Data section:

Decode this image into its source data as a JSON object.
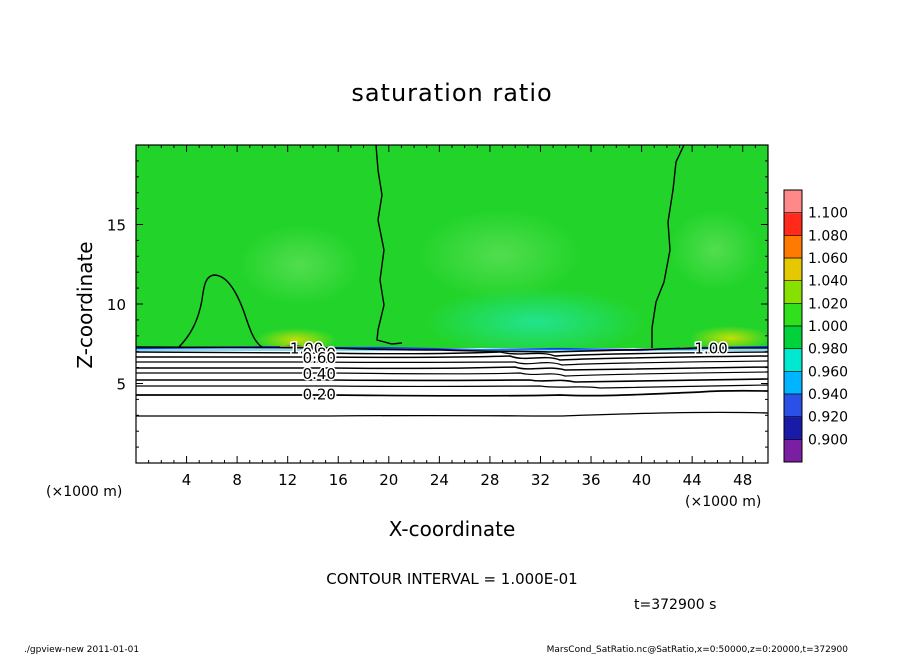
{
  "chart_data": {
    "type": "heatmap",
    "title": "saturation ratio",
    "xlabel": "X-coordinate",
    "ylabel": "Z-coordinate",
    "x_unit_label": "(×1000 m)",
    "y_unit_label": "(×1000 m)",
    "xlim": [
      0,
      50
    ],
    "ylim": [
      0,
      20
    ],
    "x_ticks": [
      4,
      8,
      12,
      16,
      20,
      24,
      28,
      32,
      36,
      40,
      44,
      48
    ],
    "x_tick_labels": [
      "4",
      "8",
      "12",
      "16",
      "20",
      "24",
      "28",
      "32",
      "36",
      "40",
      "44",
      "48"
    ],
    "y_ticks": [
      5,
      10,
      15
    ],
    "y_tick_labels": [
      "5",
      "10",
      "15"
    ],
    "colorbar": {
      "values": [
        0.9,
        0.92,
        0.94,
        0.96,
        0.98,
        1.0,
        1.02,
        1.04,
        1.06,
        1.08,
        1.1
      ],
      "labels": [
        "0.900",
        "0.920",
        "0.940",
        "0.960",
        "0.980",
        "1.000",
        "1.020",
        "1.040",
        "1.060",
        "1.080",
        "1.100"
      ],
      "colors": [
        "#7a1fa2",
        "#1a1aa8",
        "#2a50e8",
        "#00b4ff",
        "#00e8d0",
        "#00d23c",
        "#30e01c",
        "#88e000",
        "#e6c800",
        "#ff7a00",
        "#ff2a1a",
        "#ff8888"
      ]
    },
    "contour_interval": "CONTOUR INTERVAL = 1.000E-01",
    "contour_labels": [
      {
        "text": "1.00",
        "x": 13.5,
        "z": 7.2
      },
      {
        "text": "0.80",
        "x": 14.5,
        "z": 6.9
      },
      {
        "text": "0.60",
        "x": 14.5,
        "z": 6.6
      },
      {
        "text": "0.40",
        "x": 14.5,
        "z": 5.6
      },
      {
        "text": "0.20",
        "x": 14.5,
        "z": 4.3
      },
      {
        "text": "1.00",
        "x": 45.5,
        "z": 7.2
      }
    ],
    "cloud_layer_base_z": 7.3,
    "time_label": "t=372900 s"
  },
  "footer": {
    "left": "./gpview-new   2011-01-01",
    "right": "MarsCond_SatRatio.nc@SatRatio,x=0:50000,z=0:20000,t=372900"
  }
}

Aim of the task: Find the string "coordinate" in the listing and return every line that holds it.

Final result:
    "xlabel": "X-coordinate",
    "ylabel": "Z-coordinate",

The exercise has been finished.